>>>

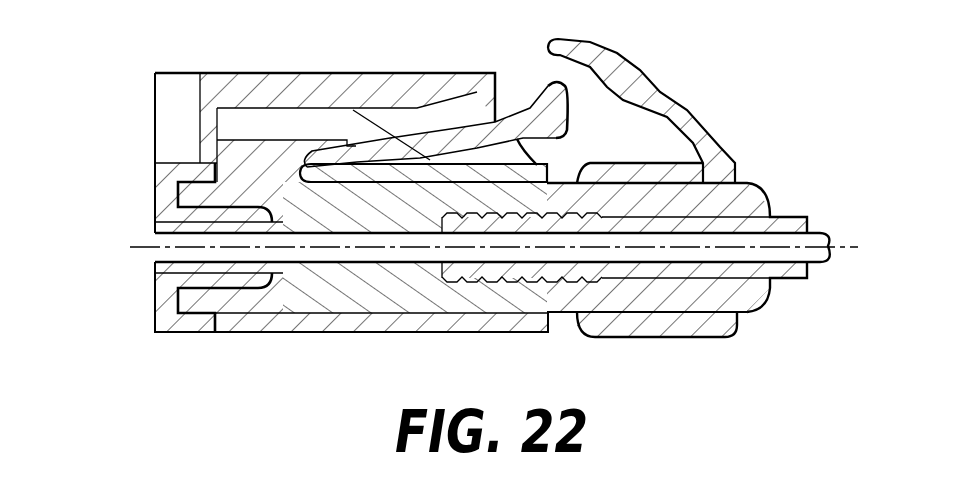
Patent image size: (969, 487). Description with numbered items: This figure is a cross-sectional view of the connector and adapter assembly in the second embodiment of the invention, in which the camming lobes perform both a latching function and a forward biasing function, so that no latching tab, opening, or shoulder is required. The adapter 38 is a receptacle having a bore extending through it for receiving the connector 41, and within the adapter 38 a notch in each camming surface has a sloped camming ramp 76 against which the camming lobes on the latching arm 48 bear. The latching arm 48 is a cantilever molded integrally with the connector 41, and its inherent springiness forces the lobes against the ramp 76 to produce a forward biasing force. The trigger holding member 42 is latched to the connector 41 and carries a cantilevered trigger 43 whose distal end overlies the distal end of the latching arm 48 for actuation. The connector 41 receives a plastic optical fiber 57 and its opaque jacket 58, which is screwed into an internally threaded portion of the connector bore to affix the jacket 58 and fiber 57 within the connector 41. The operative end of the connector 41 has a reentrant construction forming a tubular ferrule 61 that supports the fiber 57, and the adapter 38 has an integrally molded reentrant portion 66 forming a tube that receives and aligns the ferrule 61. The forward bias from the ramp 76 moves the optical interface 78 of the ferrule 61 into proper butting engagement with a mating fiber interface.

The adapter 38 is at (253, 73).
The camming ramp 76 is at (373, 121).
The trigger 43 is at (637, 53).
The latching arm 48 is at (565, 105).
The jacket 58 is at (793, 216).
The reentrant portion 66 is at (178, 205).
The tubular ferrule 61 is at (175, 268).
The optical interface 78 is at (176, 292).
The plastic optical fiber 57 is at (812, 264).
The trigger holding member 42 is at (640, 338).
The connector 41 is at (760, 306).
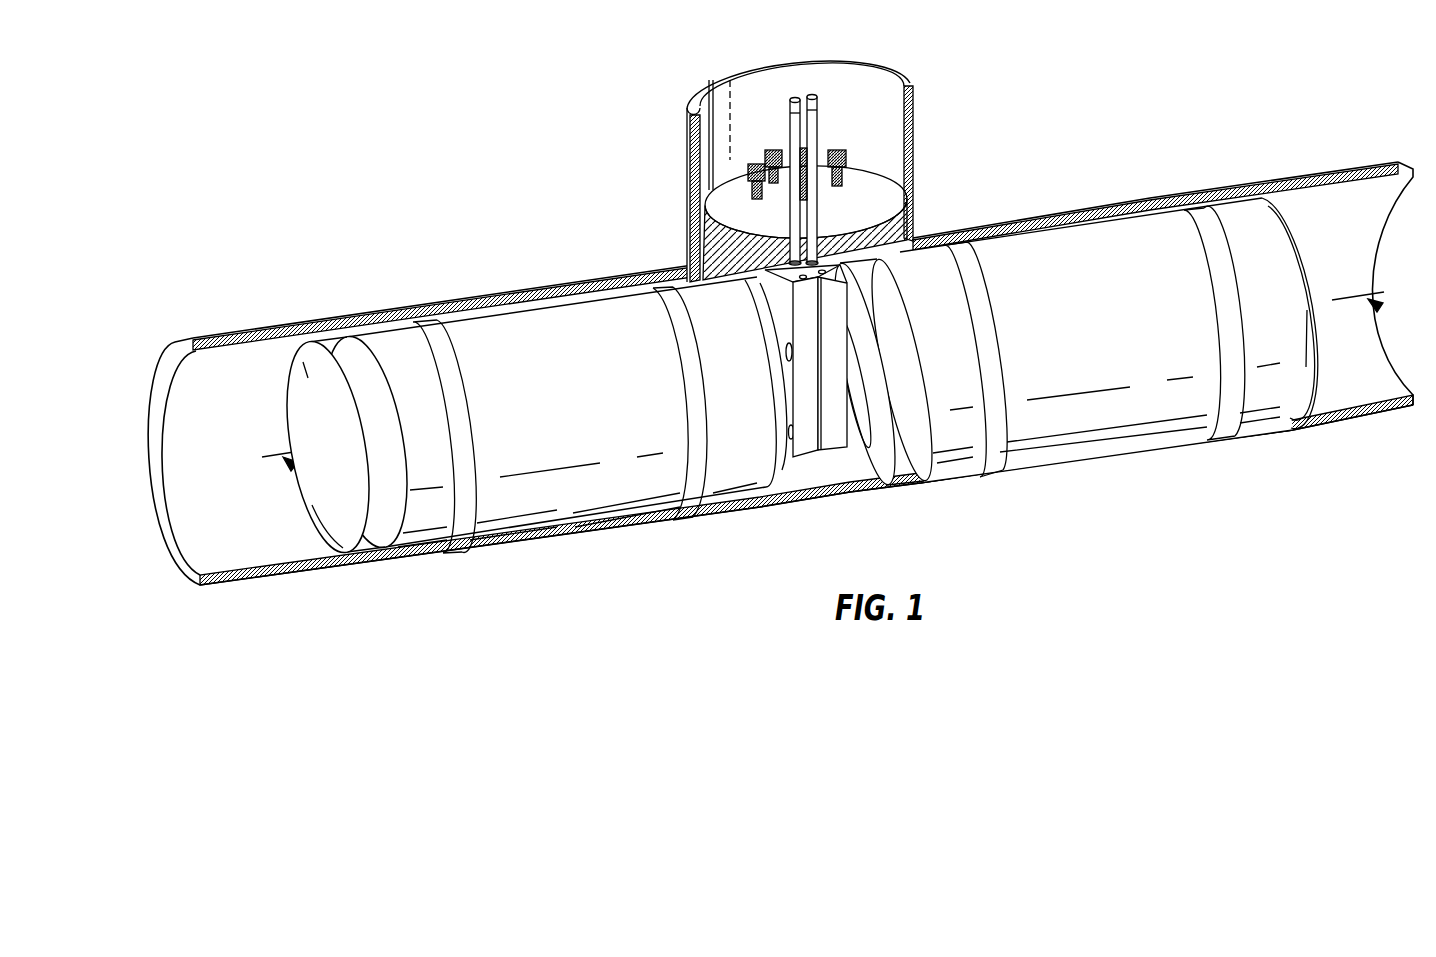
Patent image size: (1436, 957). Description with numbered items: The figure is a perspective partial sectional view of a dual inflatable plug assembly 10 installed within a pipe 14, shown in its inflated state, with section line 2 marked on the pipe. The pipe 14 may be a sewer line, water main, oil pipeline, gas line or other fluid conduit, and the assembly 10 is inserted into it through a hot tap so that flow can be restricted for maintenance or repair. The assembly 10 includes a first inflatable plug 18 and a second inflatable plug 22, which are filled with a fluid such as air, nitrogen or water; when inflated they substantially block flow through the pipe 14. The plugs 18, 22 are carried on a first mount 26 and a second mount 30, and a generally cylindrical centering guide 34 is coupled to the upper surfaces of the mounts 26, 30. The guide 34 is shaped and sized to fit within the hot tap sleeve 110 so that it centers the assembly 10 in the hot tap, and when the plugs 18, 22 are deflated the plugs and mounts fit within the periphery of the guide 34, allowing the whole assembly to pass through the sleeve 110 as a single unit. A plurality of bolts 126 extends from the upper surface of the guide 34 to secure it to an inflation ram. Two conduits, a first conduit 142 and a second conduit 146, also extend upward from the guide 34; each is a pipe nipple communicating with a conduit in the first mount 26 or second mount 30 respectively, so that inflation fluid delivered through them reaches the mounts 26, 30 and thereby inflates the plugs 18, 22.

<<<

• [EXERCISE BRIEF] List every line from the rows above that contains the word "member". Matching is case-sensitive.

• [EXPECTED ANSWER]
Patent image size: (969, 487). Description with numbered items: This figure is a cross-sectional view of the connector and adapter assembly in the second embodiment of the invention, in which the camming lobes perform both a latching function and a forward biasing function, so that no latching tab, opening, or shoulder is required. The adapter 38 is a receptacle having a bore extending through it for receiving the connector 41, and within the adapter 38 a notch in each camming surface has a sloped camming ramp 76 against which the camming lobes on the latching arm 48 bear. The latching arm 48 is a cantilever molded integrally with the connector 41, and its inherent springiness forces the lobes against the ramp 76 to produce a forward biasing force. The trigger holding member 42 is latched to the connector 41 and carries a cantilevered trigger 43 whose distal end overlies the distal end of the latching arm 48 for actuation. The connector 41 receives a plastic optical fiber 57 and its opaque jacket 58, which is screwed into an internally threaded portion of the connector bore to affix the jacket 58 and fiber 57 within the connector 41. The operative end of the connector 41 has a reentrant construction forming a tubular ferrule 61 that supports the fiber 57, and the adapter 38 has an integrally molded reentrant portion 66 forming a tube that receives and aligns the ferrule 61. The forward bias from the ramp 76 moves the optical interface 78 of the ferrule 61 into proper butting engagement with a mating fiber interface.
The trigger holding member 42 is at (640, 338).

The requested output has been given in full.